What you return should match every record exactly, with the images removed.

─── STORED DATA ───

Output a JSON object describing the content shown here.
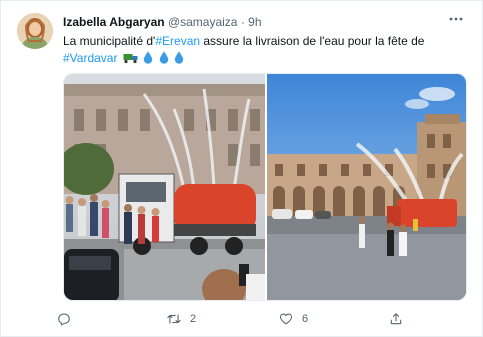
{
  "tweet": {
    "author_name": "Izabella Abgaryan",
    "author_handle": "@samayaiza",
    "separator": "·",
    "time": "9h",
    "text_part1": "La municipalité d'",
    "hashtag1": "#Erevan",
    "text_part2": " assure la livraison de l'eau pour la fête de",
    "hashtag2": "#Vardavar",
    "emojis": [
      "truck-emoji",
      "droplet-emoji",
      "droplet-emoji",
      "droplet-emoji"
    ],
    "more_icon": "more-icon"
  },
  "actions": {
    "reply": {
      "icon": "reply-icon",
      "count": ""
    },
    "retweet": {
      "icon": "retweet-icon",
      "count": "2"
    },
    "like": {
      "icon": "heart-icon",
      "count": "6"
    },
    "share": {
      "icon": "share-icon",
      "count": ""
    }
  },
  "colors": {
    "accent": "#1d9bf0",
    "text": "#0f1419",
    "muted": "#536471",
    "border": "#e6ecf0",
    "truck_tank": "#d9442a"
  }
}
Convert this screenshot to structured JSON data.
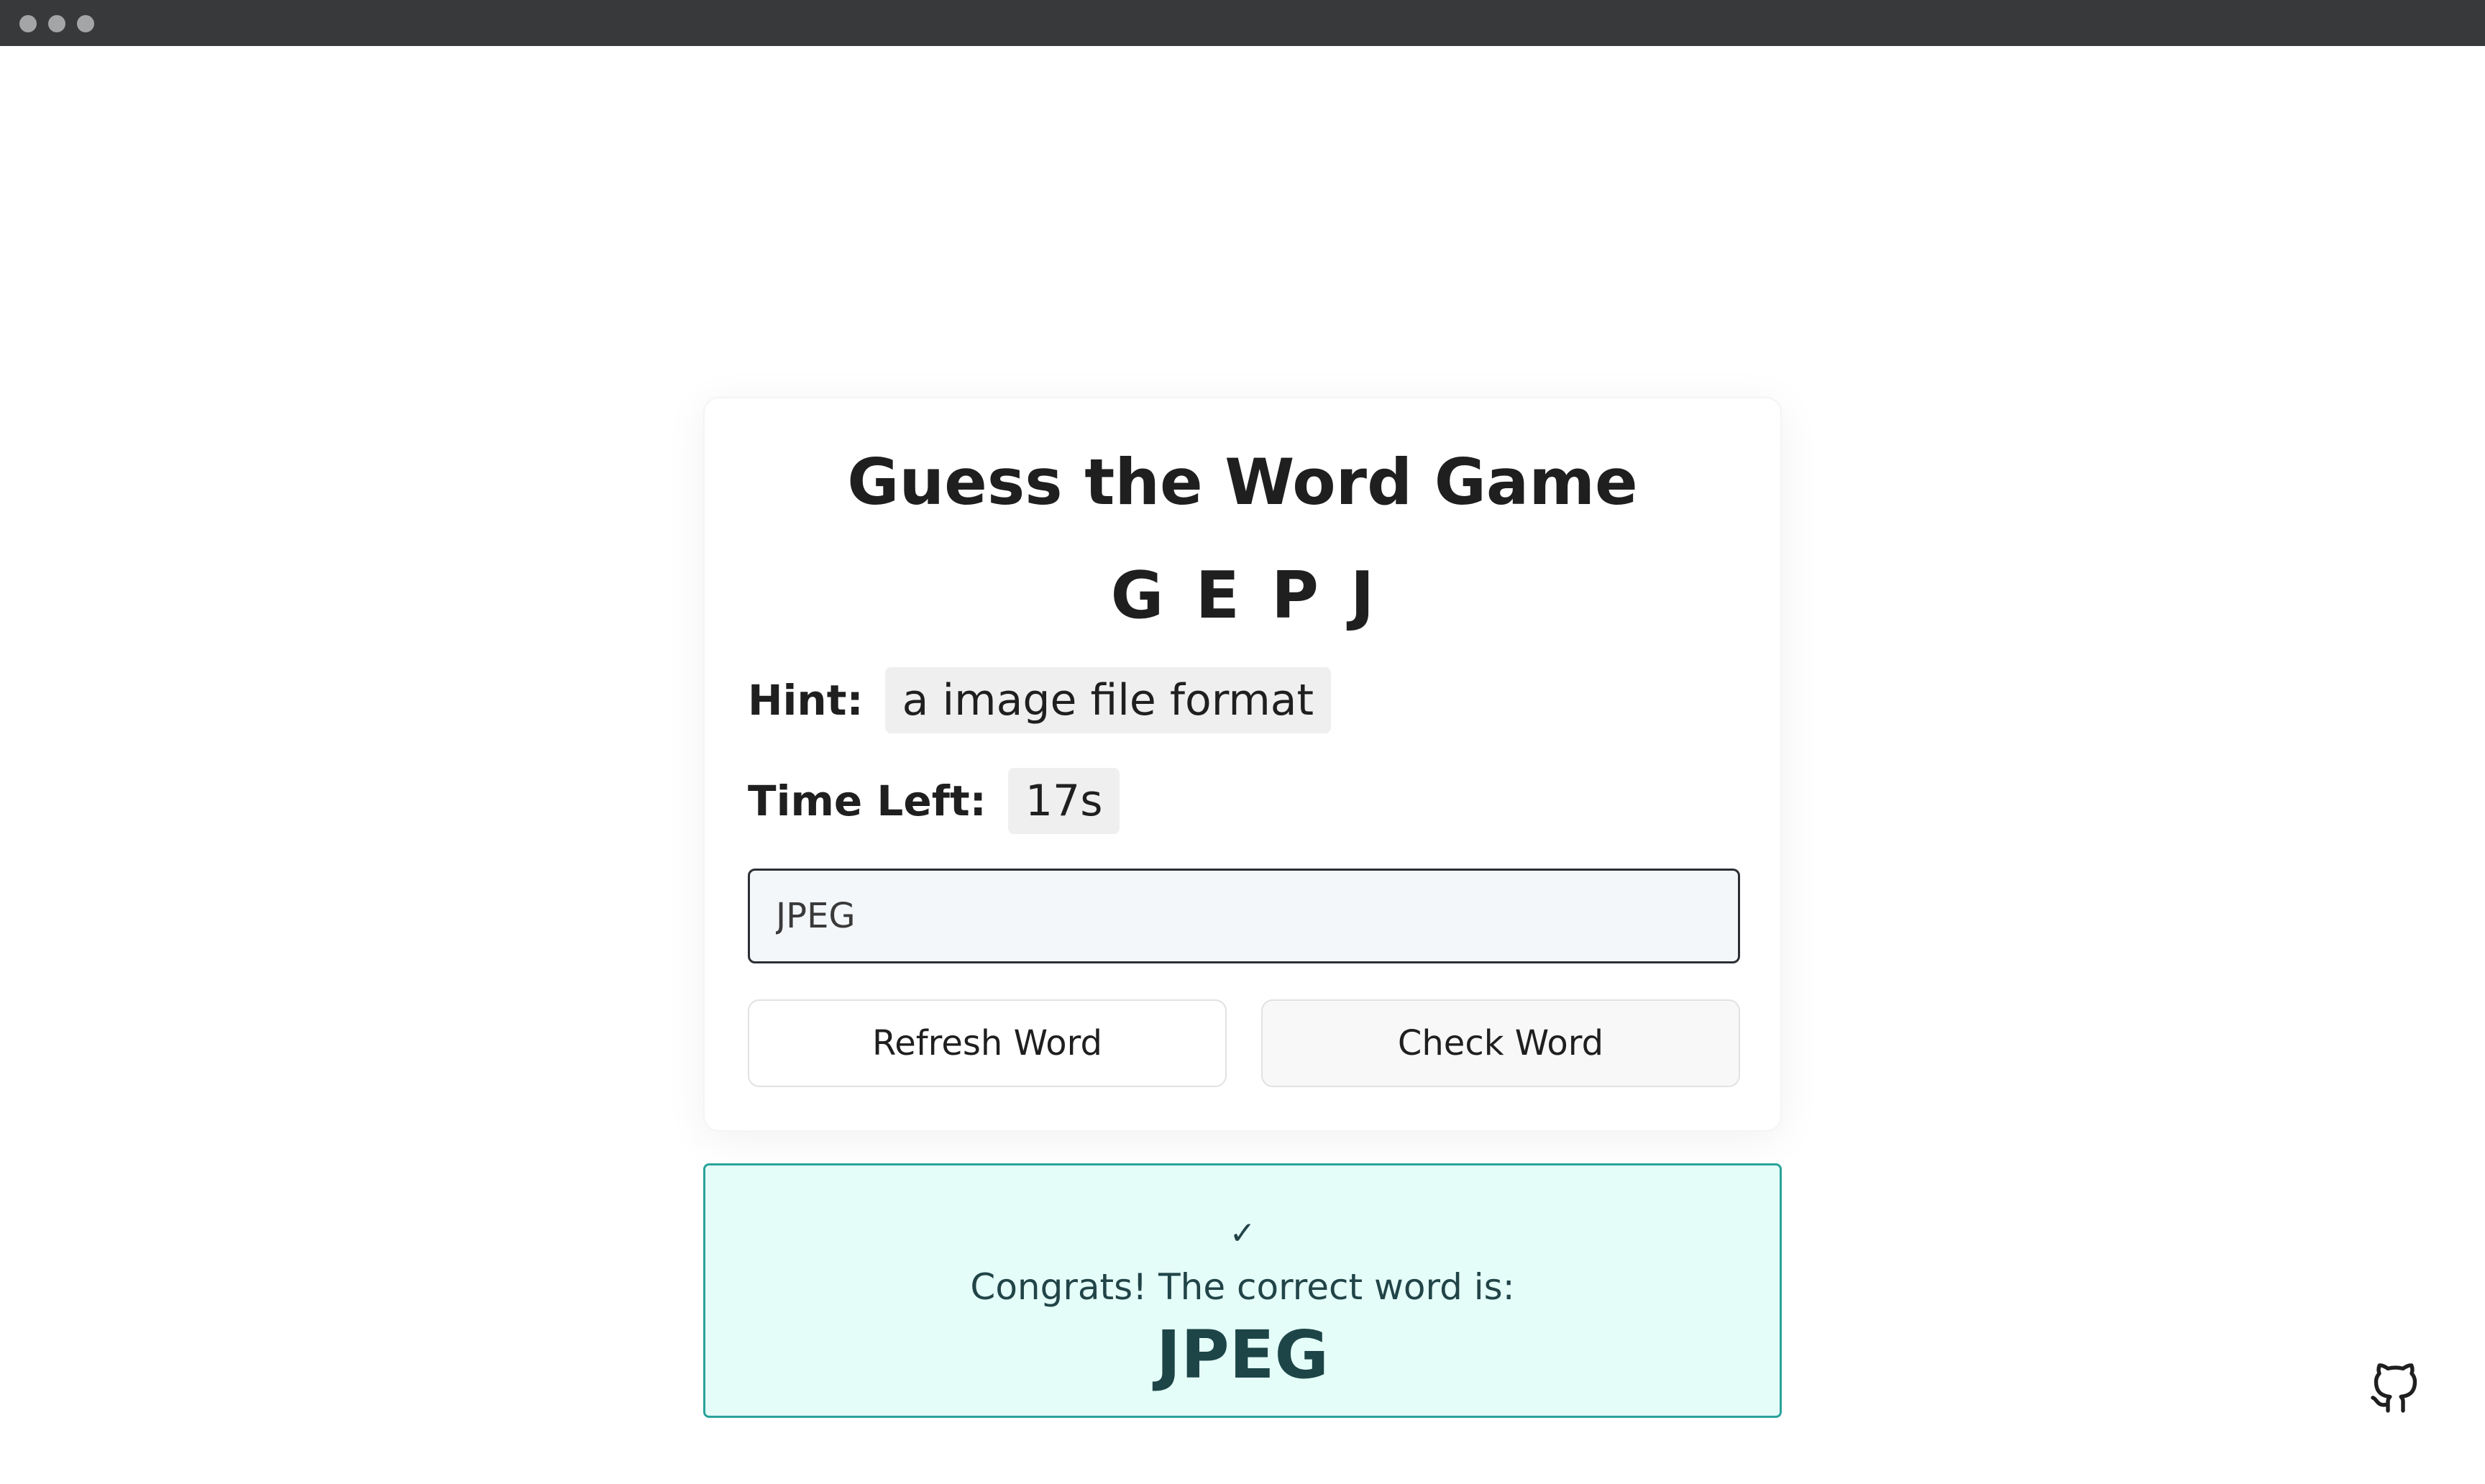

───

RESULT OF THE EXERCISE
Output a JSON object describing the content shown here.
{
  "tweet": {
    "author_name": "Izabella Abgaryan",
    "author_handle": "@samayaiza",
    "separator": "·",
    "time": "9h",
    "text_part1": "La municipalité d'",
    "hashtag1": "#Erevan",
    "text_part2": " assure la livraison de l'eau pour la fête de",
    "hashtag2": "#Vardavar",
    "emojis": [
      "truck-emoji",
      "droplet-emoji",
      "droplet-emoji",
      "droplet-emoji"
    ],
    "more_icon": "more-icon"
  },
  "actions": {
    "reply": {
      "icon": "reply-icon",
      "count": ""
    },
    "retweet": {
      "icon": "retweet-icon",
      "count": "2"
    },
    "like": {
      "icon": "heart-icon",
      "count": "6"
    },
    "share": {
      "icon": "share-icon",
      "count": ""
    }
  },
  "colors": {
    "accent": "#1d9bf0",
    "text": "#0f1419",
    "muted": "#536471",
    "border": "#e6ecf0",
    "truck_tank": "#d9442a"
  }
}
Convert this screenshot to structured JSON data.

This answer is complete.